AIM: Show all lines that include the string "客观公正"; copy each one.

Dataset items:
────────────────────────────────────────

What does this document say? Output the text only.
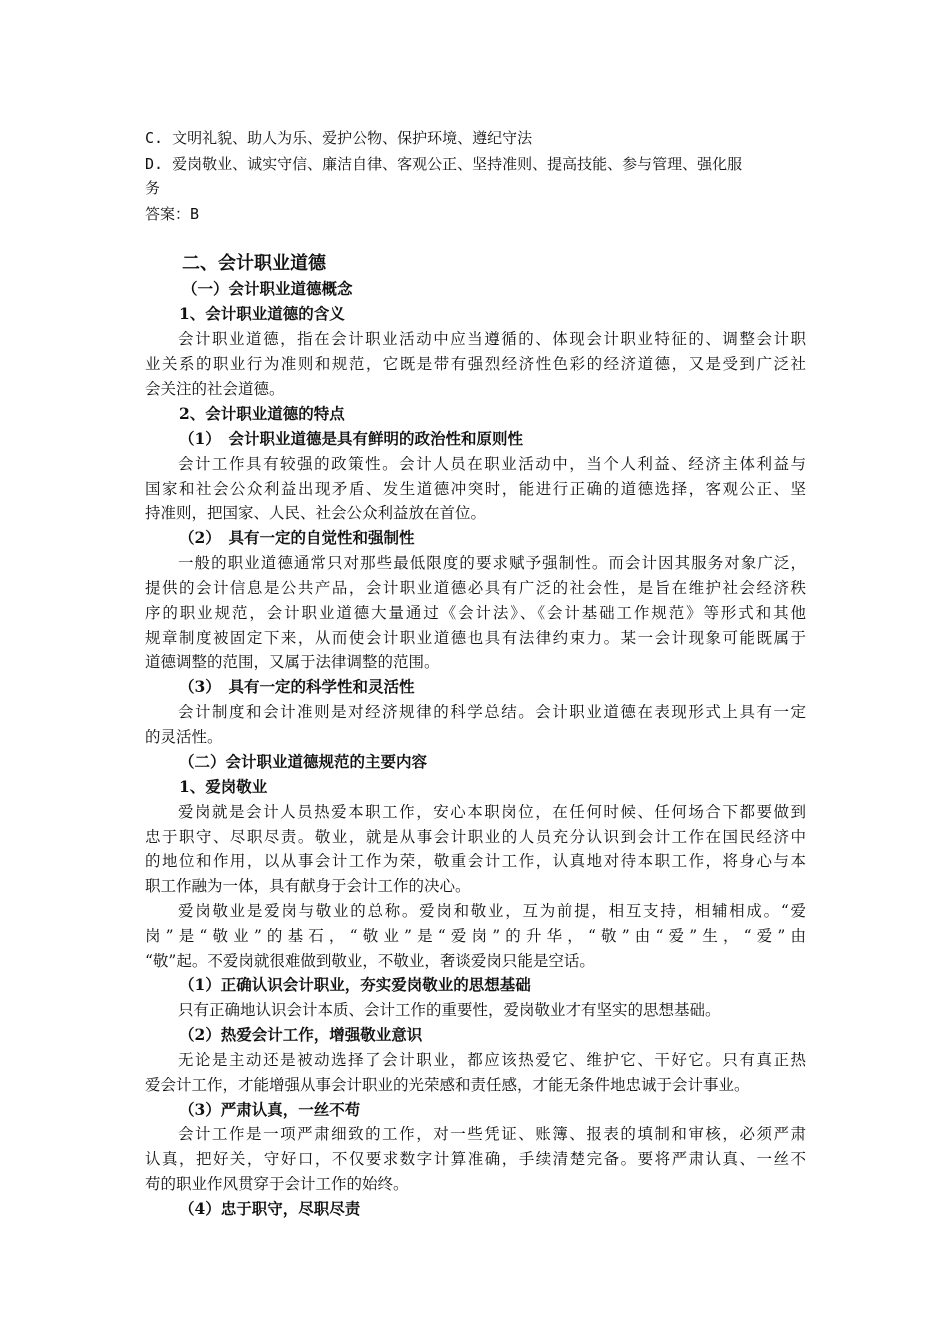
C. 文明礼貌、助人为乐、爱护公物、保护环境、遵纪守法
D. 爱岗敬业、诚实守信、廉洁自律、客观公正、坚持准则、提高技能、参与管理、强化服
务
答案：B
二、会计职业道德
（一）会计职业道德概念
1、会计职业道德的含义
会计职业道德，指在会计职业活动中应当遵循的、体现会计职业特征的、调整会计职
业关系的职业行为准则和规范，它既是带有强烈经济性色彩的经济道德，又是受到广泛社
会关注的社会道德。
2、会计职业道德的特点
（1）　会计职业道德是具有鲜明的政治性和原则性
会计工作具有较强的政策性。会计人员在职业活动中，当个人利益、经济主体利益与
国家和社会公众利益出现矛盾、发生道德冲突时，能进行正确的道德选择，客观公正、坚
持准则，把国家、人民、社会公众利益放在首位。
（2）　具有一定的自觉性和强制性
一般的职业道德通常只对那些最低限度的要求赋予强制性。而会计因其服务对象广泛，
提供的会计信息是公共产品，会计职业道德必具有广泛的社会性，是旨在维护社会经济秩
序的职业规范，会计职业道德大量通过《会计法》、《会计基础工作规范》等形式和其他
规章制度被固定下来，从而使会计职业道德也具有法律约束力。某一会计现象可能既属于
道德调整的范围，又属于法律调整的范围。
（3）　具有一定的科学性和灵活性
会计制度和会计准则是对经济规律的科学总结。会计职业道德在表现形式上具有一定
的灵活性。
（二）会计职业道德规范的主要内容
1、爱岗敬业
爱岗就是会计人员热爱本职工作，安心本职岗位，在任何时候、任何场合下都要做到
忠于职守、尽职尽责。敬业，就是从事会计职业的人员充分认识到会计工作在国民经济中
的地位和作用，以从事会计工作为荣，敬重会计工作，认真地对待本职工作，将身心与本
职工作融为一体，具有献身于会计工作的决心。
爱岗敬业是爱岗与敬业的总称。爱岗和敬业，互为前提，相互支持，相辅相成。“爱
岗”是“敬业”的基石，“敬业”是“爱岗”的升华，“敬”由“爱”生，“爱”由
“敬”起。不爱岗就很难做到敬业，不敬业，奢谈爱岗只能是空话。
（1）正确认识会计职业，夯实爱岗敬业的思想基础
只有正确地认识会计本质、会计工作的重要性，爱岗敬业才有坚实的思想基础。
（2）热爱会计工作，增强敬业意识
无论是主动还是被动选择了会计职业，都应该热爱它、维护它、干好它。只有真正热
爱会计工作，才能增强从事会计职业的光荣感和责任感，才能无条件地忠诚于会计事业。
（3）严肃认真，一丝不苟
会计工作是一项严肃细致的工作，对一些凭证、账簿、报表的填制和审核，必须严肃
认真，把好关，守好口，不仅要求数字计算准确，手续清楚完备。要将严肃认真、一丝不
苟的职业作风贯穿于会计工作的始终。
（4）忠于职守，尽职尽责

────────────────────────────────────────

EXERCISE RESPONSE:
D. 爱岗敬业、诚实守信、廉洁自律、客观公正、坚持准则、提高技能、参与管理、强化服
国家和社会公众利益出现矛盾、发生道德冲突时，能进行正确的道德选择，客观公正、坚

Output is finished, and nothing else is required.